## Set problem:
Copy the lines below as they are; omit the images they contain.

-- Start Exercise material --

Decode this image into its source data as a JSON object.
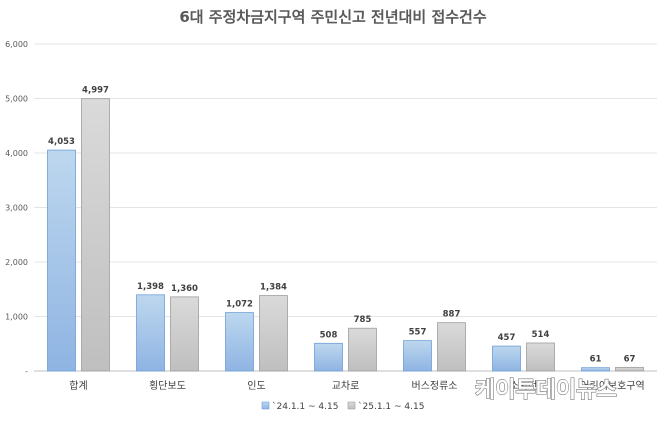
{
  "chart_data": {
    "type": "bar",
    "title": "6대 주정차금지구역 주민신고 전년대비 접수건수",
    "categories": [
      "합계",
      "횡단보도",
      "인도",
      "교차로",
      "버스정류소",
      "소화전",
      "어린이보호구역"
    ],
    "series": [
      {
        "name": "`24.1.1 ~ 4.15",
        "values": [
          4053,
          1398,
          1072,
          508,
          557,
          457,
          61
        ]
      },
      {
        "name": "`25.1.1 ~ 4.15",
        "values": [
          4997,
          1360,
          1384,
          785,
          887,
          514,
          67
        ]
      }
    ],
    "y_ticks": [
      "-",
      "1,000",
      "2,000",
      "3,000",
      "4,000",
      "5,000",
      "6,000"
    ],
    "ylim": [
      0,
      6000
    ],
    "grid": true,
    "legend_position": "bottom",
    "colors": {
      "series1": "#9DC3E6",
      "series2": "#C9C9C9"
    }
  },
  "watermark": "케이투데이뉴스"
}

-- End Exercise material --

## Solution to the problem:
Decode this image into its source data as a JSON object.
{
  "chart_data": {
    "type": "bar",
    "title": "6대 주정차금지구역 주민신고 전년대비 접수건수",
    "categories": [
      "합계",
      "횡단보도",
      "인도",
      "교차로",
      "버스정류소",
      "소화전",
      "어린이보호구역"
    ],
    "series": [
      {
        "name": "`24.1.1 ~ 4.15",
        "values": [
          4053,
          1398,
          1072,
          508,
          557,
          457,
          61
        ]
      },
      {
        "name": "`25.1.1 ~ 4.15",
        "values": [
          4997,
          1360,
          1384,
          785,
          887,
          514,
          67
        ]
      }
    ],
    "y_ticks": [
      "-",
      "1,000",
      "2,000",
      "3,000",
      "4,000",
      "5,000",
      "6,000"
    ],
    "ylim": [
      0,
      6000
    ],
    "grid": true,
    "legend_position": "bottom",
    "colors": {
      "series1": "#9DC3E6",
      "series2": "#C9C9C9"
    }
  },
  "watermark": "케이투데이뉴스"
}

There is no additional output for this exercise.